----- Input for this task

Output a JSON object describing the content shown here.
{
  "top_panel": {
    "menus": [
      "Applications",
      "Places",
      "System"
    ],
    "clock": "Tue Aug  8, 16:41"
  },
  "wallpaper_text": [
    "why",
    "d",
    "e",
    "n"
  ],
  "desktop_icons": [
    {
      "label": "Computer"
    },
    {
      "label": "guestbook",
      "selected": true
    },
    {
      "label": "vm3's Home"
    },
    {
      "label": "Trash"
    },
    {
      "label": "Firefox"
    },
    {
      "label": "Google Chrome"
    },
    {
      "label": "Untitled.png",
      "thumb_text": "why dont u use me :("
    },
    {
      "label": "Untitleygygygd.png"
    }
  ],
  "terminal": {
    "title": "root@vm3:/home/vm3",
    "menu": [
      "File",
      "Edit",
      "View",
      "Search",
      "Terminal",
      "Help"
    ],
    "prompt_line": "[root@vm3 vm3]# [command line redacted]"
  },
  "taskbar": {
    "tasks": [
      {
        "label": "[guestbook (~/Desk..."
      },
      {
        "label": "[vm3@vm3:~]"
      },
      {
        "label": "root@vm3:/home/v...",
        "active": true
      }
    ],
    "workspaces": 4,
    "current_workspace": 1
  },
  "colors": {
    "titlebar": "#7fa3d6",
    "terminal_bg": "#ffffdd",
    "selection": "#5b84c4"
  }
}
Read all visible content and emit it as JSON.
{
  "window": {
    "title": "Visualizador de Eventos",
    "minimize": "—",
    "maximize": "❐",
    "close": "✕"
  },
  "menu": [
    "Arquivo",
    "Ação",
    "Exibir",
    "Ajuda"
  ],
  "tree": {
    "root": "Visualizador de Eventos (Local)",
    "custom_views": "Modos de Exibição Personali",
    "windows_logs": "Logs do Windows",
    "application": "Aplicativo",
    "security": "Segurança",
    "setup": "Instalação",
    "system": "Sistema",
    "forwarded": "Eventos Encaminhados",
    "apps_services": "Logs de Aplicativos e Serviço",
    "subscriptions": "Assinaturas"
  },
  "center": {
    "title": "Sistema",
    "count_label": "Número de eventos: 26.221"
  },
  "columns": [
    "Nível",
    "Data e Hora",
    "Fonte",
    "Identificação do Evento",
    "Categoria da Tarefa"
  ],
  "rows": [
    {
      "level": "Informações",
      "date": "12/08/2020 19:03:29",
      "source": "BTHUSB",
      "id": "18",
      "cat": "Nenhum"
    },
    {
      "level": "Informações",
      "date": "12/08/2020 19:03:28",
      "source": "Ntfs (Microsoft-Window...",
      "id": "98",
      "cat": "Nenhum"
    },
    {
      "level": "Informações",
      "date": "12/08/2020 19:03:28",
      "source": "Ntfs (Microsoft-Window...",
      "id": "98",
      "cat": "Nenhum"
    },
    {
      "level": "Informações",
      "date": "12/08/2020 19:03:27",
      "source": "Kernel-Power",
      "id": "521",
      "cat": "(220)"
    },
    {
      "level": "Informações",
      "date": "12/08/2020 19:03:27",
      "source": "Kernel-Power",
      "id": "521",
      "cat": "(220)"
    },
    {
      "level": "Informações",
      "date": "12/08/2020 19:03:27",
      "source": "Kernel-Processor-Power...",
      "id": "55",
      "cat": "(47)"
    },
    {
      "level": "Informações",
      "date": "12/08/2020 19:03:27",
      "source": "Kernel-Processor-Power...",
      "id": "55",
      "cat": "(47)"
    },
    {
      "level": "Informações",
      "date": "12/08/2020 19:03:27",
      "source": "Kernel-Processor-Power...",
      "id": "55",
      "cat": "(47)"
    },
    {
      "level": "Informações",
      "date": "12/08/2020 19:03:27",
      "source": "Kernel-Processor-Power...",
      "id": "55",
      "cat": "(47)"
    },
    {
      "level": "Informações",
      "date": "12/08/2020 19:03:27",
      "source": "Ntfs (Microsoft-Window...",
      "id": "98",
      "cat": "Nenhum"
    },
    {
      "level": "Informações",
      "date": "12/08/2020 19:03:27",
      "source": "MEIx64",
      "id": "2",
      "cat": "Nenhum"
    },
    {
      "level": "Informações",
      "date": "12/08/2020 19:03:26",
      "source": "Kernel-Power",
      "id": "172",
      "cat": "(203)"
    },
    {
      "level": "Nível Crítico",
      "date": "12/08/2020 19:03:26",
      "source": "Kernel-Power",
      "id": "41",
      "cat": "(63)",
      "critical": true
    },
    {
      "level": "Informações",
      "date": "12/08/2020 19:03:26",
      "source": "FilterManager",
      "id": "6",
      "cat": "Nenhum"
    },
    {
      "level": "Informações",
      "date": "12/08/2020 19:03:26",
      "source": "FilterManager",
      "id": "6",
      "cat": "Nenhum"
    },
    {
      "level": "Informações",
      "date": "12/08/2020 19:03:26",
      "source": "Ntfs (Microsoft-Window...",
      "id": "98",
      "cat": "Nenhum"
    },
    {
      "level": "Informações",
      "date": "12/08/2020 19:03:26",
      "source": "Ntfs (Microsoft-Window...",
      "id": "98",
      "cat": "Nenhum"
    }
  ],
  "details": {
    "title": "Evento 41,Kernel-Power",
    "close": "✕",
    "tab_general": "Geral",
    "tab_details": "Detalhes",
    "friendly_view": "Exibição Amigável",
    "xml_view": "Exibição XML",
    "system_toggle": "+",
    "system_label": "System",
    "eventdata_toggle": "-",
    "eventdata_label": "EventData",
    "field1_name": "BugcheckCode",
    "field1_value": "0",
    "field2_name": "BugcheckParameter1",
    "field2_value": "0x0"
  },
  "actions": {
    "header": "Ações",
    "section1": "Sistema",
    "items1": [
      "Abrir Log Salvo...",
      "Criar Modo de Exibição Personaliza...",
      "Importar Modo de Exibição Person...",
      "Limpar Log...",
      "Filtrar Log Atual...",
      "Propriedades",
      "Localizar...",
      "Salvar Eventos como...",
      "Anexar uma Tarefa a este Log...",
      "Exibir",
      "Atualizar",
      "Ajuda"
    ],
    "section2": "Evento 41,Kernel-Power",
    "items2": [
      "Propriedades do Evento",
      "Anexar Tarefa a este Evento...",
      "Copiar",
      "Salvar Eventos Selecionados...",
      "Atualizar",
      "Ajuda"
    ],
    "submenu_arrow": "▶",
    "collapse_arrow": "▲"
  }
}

----------

> Exercise aim
Return what is listed above, exactly and completely.

> Solved exercise
Output a JSON object describing the content shown here.
{
  "top_panel": {
    "menus": [
      "Applications",
      "Places",
      "System"
    ],
    "clock": "Tue Aug  8, 16:41"
  },
  "wallpaper_text": [
    "why",
    "d",
    "e",
    "n"
  ],
  "desktop_icons": [
    {
      "label": "Computer"
    },
    {
      "label": "guestbook",
      "selected": true
    },
    {
      "label": "vm3's Home"
    },
    {
      "label": "Trash"
    },
    {
      "label": "Firefox"
    },
    {
      "label": "Google Chrome"
    },
    {
      "label": "Untitled.png",
      "thumb_text": "why dont u use me :("
    },
    {
      "label": "Untitleygygygd.png"
    }
  ],
  "terminal": {
    "title": "root@vm3:/home/vm3",
    "menu": [
      "File",
      "Edit",
      "View",
      "Search",
      "Terminal",
      "Help"
    ],
    "prompt_line": "[root@vm3 vm3]# [command line redacted]"
  },
  "taskbar": {
    "tasks": [
      {
        "label": "[guestbook (~/Desk..."
      },
      {
        "label": "[vm3@vm3:~]"
      },
      {
        "label": "root@vm3:/home/v...",
        "active": true
      }
    ],
    "workspaces": 4,
    "current_workspace": 1
  },
  "colors": {
    "titlebar": "#7fa3d6",
    "terminal_bg": "#ffffdd",
    "selection": "#5b84c4"
  }
}
Read all visible content and emit it as JSON.
{
  "window": {
    "title": "Visualizador de Eventos",
    "minimize": "—",
    "maximize": "❐",
    "close": "✕"
  },
  "menu": [
    "Arquivo",
    "Ação",
    "Exibir",
    "Ajuda"
  ],
  "tree": {
    "root": "Visualizador de Eventos (Local)",
    "custom_views": "Modos de Exibição Personali",
    "windows_logs": "Logs do Windows",
    "application": "Aplicativo",
    "security": "Segurança",
    "setup": "Instalação",
    "system": "Sistema",
    "forwarded": "Eventos Encaminhados",
    "apps_services": "Logs de Aplicativos e Serviço",
    "subscriptions": "Assinaturas"
  },
  "center": {
    "title": "Sistema",
    "count_label": "Número de eventos: 26.221"
  },
  "columns": [
    "Nível",
    "Data e Hora",
    "Fonte",
    "Identificação do Evento",
    "Categoria da Tarefa"
  ],
  "rows": [
    {
      "level": "Informações",
      "date": "12/08/2020 19:03:29",
      "source": "BTHUSB",
      "id": "18",
      "cat": "Nenhum"
    },
    {
      "level": "Informações",
      "date": "12/08/2020 19:03:28",
      "source": "Ntfs (Microsoft-Window...",
      "id": "98",
      "cat": "Nenhum"
    },
    {
      "level": "Informações",
      "date": "12/08/2020 19:03:28",
      "source": "Ntfs (Microsoft-Window...",
      "id": "98",
      "cat": "Nenhum"
    },
    {
      "level": "Informações",
      "date": "12/08/2020 19:03:27",
      "source": "Kernel-Power",
      "id": "521",
      "cat": "(220)"
    },
    {
      "level": "Informações",
      "date": "12/08/2020 19:03:27",
      "source": "Kernel-Power",
      "id": "521",
      "cat": "(220)"
    },
    {
      "level": "Informações",
      "date": "12/08/2020 19:03:27",
      "source": "Kernel-Processor-Power...",
      "id": "55",
      "cat": "(47)"
    },
    {
      "level": "Informações",
      "date": "12/08/2020 19:03:27",
      "source": "Kernel-Processor-Power...",
      "id": "55",
      "cat": "(47)"
    },
    {
      "level": "Informações",
      "date": "12/08/2020 19:03:27",
      "source": "Kernel-Processor-Power...",
      "id": "55",
      "cat": "(47)"
    },
    {
      "level": "Informações",
      "date": "12/08/2020 19:03:27",
      "source": "Kernel-Processor-Power...",
      "id": "55",
      "cat": "(47)"
    },
    {
      "level": "Informações",
      "date": "12/08/2020 19:03:27",
      "source": "Ntfs (Microsoft-Window...",
      "id": "98",
      "cat": "Nenhum"
    },
    {
      "level": "Informações",
      "date": "12/08/2020 19:03:27",
      "source": "MEIx64",
      "id": "2",
      "cat": "Nenhum"
    },
    {
      "level": "Informações",
      "date": "12/08/2020 19:03:26",
      "source": "Kernel-Power",
      "id": "172",
      "cat": "(203)"
    },
    {
      "level": "Nível Crítico",
      "date": "12/08/2020 19:03:26",
      "source": "Kernel-Power",
      "id": "41",
      "cat": "(63)",
      "critical": true
    },
    {
      "level": "Informações",
      "date": "12/08/2020 19:03:26",
      "source": "FilterManager",
      "id": "6",
      "cat": "Nenhum"
    },
    {
      "level": "Informações",
      "date": "12/08/2020 19:03:26",
      "source": "FilterManager",
      "id": "6",
      "cat": "Nenhum"
    },
    {
      "level": "Informações",
      "date": "12/08/2020 19:03:26",
      "source": "Ntfs (Microsoft-Window...",
      "id": "98",
      "cat": "Nenhum"
    },
    {
      "level": "Informações",
      "date": "12/08/2020 19:03:26",
      "source": "Ntfs (Microsoft-Window...",
      "id": "98",
      "cat": "Nenhum"
    }
  ],
  "details": {
    "title": "Evento 41,Kernel-Power",
    "close": "✕",
    "tab_general": "Geral",
    "tab_details": "Detalhes",
    "friendly_view": "Exibição Amigável",
    "xml_view": "Exibição XML",
    "system_toggle": "+",
    "system_label": "System",
    "eventdata_toggle": "-",
    "eventdata_label": "EventData",
    "field1_name": "BugcheckCode",
    "field1_value": "0",
    "field2_name": "BugcheckParameter1",
    "field2_value": "0x0"
  },
  "actions": {
    "header": "Ações",
    "section1": "Sistema",
    "items1": [
      "Abrir Log Salvo...",
      "Criar Modo de Exibição Personaliza...",
      "Importar Modo de Exibição Person...",
      "Limpar Log...",
      "Filtrar Log Atual...",
      "Propriedades",
      "Localizar...",
      "Salvar Eventos como...",
      "Anexar uma Tarefa a este Log...",
      "Exibir",
      "Atualizar",
      "Ajuda"
    ],
    "section2": "Evento 41,Kernel-Power",
    "items2": [
      "Propriedades do Evento",
      "Anexar Tarefa a este Evento...",
      "Copiar",
      "Salvar Eventos Selecionados...",
      "Atualizar",
      "Ajuda"
    ],
    "submenu_arrow": "▶",
    "collapse_arrow": "▲"
  }
}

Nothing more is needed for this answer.